# Start of Given records
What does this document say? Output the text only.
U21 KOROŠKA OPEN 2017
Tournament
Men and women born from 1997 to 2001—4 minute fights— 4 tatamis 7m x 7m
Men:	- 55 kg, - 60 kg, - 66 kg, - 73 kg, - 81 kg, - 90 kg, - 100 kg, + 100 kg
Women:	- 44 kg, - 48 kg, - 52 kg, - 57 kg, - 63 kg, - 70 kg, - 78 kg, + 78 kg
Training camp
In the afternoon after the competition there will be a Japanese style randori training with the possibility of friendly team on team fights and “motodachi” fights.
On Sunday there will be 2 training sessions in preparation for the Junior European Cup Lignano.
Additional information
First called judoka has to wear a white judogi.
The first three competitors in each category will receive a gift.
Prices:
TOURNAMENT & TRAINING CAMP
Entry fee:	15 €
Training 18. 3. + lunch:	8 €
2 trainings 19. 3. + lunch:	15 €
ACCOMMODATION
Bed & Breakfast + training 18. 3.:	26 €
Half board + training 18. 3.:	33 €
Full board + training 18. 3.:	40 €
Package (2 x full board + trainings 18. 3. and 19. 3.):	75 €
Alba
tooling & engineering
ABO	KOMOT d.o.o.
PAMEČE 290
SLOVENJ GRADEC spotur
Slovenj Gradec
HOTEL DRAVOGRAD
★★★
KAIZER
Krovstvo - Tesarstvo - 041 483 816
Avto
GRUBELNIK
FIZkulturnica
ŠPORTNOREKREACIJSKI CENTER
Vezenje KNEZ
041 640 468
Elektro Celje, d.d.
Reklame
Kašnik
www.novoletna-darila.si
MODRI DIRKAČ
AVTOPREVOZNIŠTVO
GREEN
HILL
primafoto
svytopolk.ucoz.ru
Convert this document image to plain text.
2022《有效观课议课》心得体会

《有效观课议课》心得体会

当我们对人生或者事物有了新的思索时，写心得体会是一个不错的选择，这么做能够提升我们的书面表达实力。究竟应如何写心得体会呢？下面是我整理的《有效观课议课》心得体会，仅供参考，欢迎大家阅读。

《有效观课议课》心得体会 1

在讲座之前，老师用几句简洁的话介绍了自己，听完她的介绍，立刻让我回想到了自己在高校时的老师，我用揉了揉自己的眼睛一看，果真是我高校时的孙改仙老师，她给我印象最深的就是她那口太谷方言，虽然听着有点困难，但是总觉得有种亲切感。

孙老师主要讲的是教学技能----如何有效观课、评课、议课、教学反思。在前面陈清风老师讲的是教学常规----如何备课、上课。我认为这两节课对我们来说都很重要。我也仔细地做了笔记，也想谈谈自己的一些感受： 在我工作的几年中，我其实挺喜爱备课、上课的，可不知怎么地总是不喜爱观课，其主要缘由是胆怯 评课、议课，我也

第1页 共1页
# End of Given records
**Your task**
Transcribe all lines as written.

**Answer**
What does this document say? Output the text only.
U21 KOROŠKA OPEN 2017
Tournament
Men and women born from 1997 to 2001—4 minute fights— 4 tatamis 7m x 7m
Men:	- 55 kg, - 60 kg, - 66 kg, - 73 kg, - 81 kg, - 90 kg, - 100 kg, + 100 kg
Women:	- 44 kg, - 48 kg, - 52 kg, - 57 kg, - 63 kg, - 70 kg, - 78 kg, + 78 kg
Training camp
In the afternoon after the competition there will be a Japanese style randori training with the possibility of friendly team on team fights and “motodachi” fights.
On Sunday there will be 2 training sessions in preparation for the Junior European Cup Lignano.
Additional information
First called judoka has to wear a white judogi.
The first three competitors in each category will receive a gift.
Prices:
TOURNAMENT & TRAINING CAMP
Entry fee:	15 €
Training 18. 3. + lunch:	8 €
2 trainings 19. 3. + lunch:	15 €
ACCOMMODATION
Bed & Breakfast + training 18. 3.:	26 €
Half board + training 18. 3.:	33 €
Full board + training 18. 3.:	40 €
Package (2 x full board + trainings 18. 3. and 19. 3.):	75 €
Alba
tooling & engineering
ABO	KOMOT d.o.o.
PAMEČE 290
SLOVENJ GRADEC spotur
Slovenj Gradec
HOTEL DRAVOGRAD
★★★
KAIZER
Krovstvo - Tesarstvo - 041 483 816
Avto
GRUBELNIK
FIZkulturnica
ŠPORTNOREKREACIJSKI CENTER
Vezenje KNEZ
041 640 468
Elektro Celje, d.d.
Reklame
Kašnik
www.novoletna-darila.si
MODRI DIRKAČ
AVTOPREVOZNIŠTVO
GREEN
HILL
primafoto
svytopolk.ucoz.ru
Convert this document image to plain text.
2022《有效观课议课》心得体会

《有效观课议课》心得体会

当我们对人生或者事物有了新的思索时，写心得体会是一个不错的选择，这么做能够提升我们的书面表达实力。究竟应如何写心得体会呢？下面是我整理的《有效观课议课》心得体会，仅供参考，欢迎大家阅读。

《有效观课议课》心得体会 1

在讲座之前，老师用几句简洁的话介绍了自己，听完她的介绍，立刻让我回想到了自己在高校时的老师，我用揉了揉自己的眼睛一看，果真是我高校时的孙改仙老师，她给我印象最深的就是她那口太谷方言，虽然听着有点困难，但是总觉得有种亲切感。

孙老师主要讲的是教学技能----如何有效观课、评课、议课、教学反思。在前面陈清风老师讲的是教学常规----如何备课、上课。我认为这两节课对我们来说都很重要。我也仔细地做了笔记，也想谈谈自己的一些感受： 在我工作的几年中，我其实挺喜爱备课、上课的，可不知怎么地总是不喜爱观课，其主要缘由是胆怯 评课、议课，我也

第1页 共1页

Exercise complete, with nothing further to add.